§ PROMPT
Identify each line holding the string "unique" and copy it.

§ MATERIAL PROVIDED
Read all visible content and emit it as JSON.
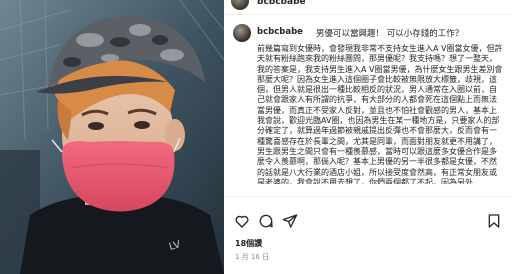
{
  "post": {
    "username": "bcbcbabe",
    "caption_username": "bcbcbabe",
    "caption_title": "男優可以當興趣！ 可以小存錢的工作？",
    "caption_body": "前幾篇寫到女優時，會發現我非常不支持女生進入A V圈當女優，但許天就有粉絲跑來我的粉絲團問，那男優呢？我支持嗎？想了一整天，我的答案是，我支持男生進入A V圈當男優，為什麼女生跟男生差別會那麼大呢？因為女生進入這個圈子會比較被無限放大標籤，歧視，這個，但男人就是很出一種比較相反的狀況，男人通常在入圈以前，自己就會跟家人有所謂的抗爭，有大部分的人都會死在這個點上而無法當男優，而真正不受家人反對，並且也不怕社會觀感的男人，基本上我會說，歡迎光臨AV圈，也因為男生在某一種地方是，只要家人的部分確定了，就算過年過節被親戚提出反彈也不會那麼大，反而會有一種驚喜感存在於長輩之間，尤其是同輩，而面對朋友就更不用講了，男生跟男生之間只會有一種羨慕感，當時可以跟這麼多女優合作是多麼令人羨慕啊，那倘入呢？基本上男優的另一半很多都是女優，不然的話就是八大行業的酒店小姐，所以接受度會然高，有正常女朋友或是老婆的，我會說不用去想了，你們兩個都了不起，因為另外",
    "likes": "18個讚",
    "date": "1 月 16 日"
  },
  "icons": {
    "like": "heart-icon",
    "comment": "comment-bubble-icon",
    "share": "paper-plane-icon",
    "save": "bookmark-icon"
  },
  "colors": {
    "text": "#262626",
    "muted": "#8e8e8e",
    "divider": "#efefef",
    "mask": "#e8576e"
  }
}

==

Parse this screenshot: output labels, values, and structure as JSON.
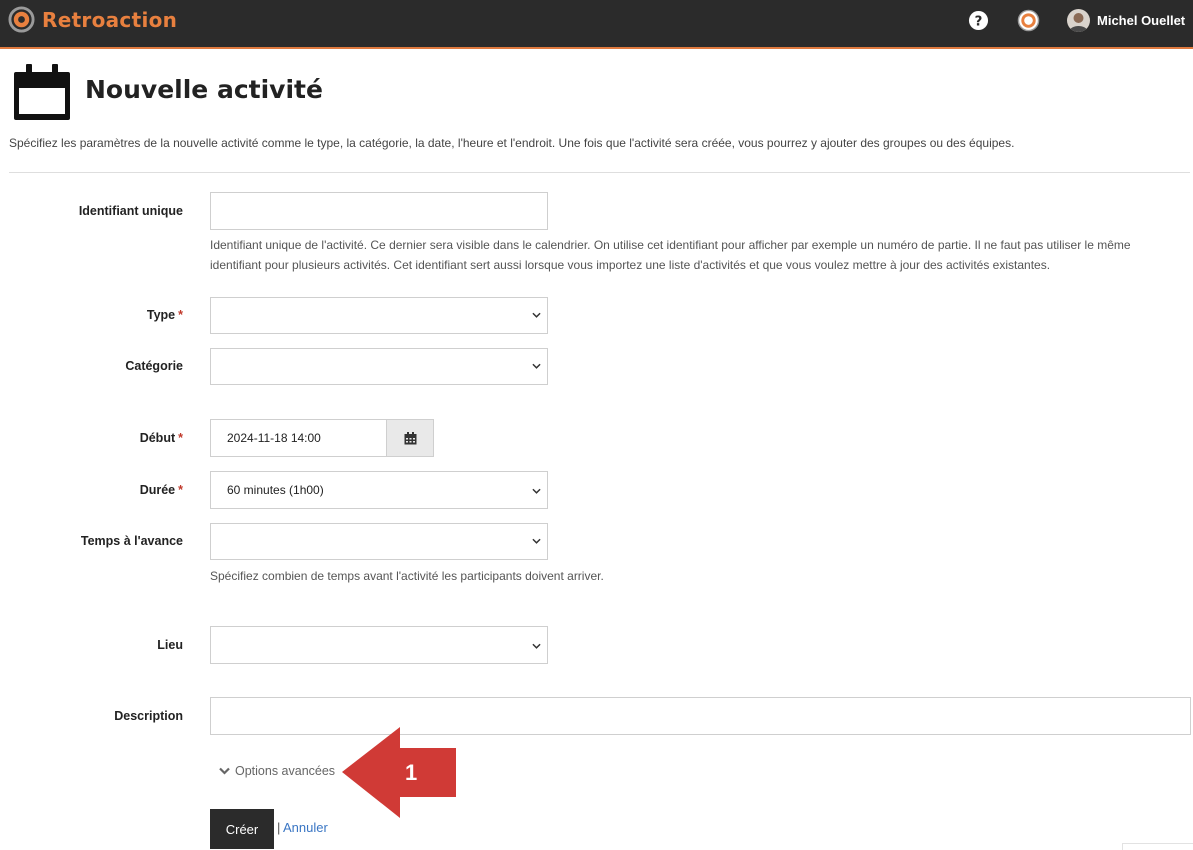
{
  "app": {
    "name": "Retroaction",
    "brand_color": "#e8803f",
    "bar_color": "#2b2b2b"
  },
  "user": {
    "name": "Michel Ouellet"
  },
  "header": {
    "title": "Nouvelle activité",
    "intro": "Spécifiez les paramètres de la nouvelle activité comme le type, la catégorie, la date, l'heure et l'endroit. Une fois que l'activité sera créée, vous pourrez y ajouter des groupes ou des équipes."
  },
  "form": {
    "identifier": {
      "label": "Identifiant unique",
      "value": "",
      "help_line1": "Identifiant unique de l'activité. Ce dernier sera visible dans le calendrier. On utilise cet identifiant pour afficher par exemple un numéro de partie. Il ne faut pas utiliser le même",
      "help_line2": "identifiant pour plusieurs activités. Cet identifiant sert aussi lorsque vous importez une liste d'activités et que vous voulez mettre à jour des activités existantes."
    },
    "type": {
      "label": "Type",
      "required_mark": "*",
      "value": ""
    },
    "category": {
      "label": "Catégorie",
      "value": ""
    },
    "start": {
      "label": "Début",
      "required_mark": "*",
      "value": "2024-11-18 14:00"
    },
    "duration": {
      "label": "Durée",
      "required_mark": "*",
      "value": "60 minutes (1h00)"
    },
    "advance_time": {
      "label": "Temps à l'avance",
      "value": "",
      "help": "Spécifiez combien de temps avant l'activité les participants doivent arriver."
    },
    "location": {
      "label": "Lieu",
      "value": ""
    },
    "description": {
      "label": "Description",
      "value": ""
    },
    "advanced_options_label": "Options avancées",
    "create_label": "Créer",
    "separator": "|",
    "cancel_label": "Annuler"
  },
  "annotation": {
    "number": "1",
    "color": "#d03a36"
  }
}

§ RESULT
      "label": "Identifiant unique",
      "help_line1": "Identifiant unique de l'activité. Ce dernier sera visible dans le calendrier. On utilise cet identifiant pour afficher par exemple un numéro de partie. Il ne faut pas utiliser le même",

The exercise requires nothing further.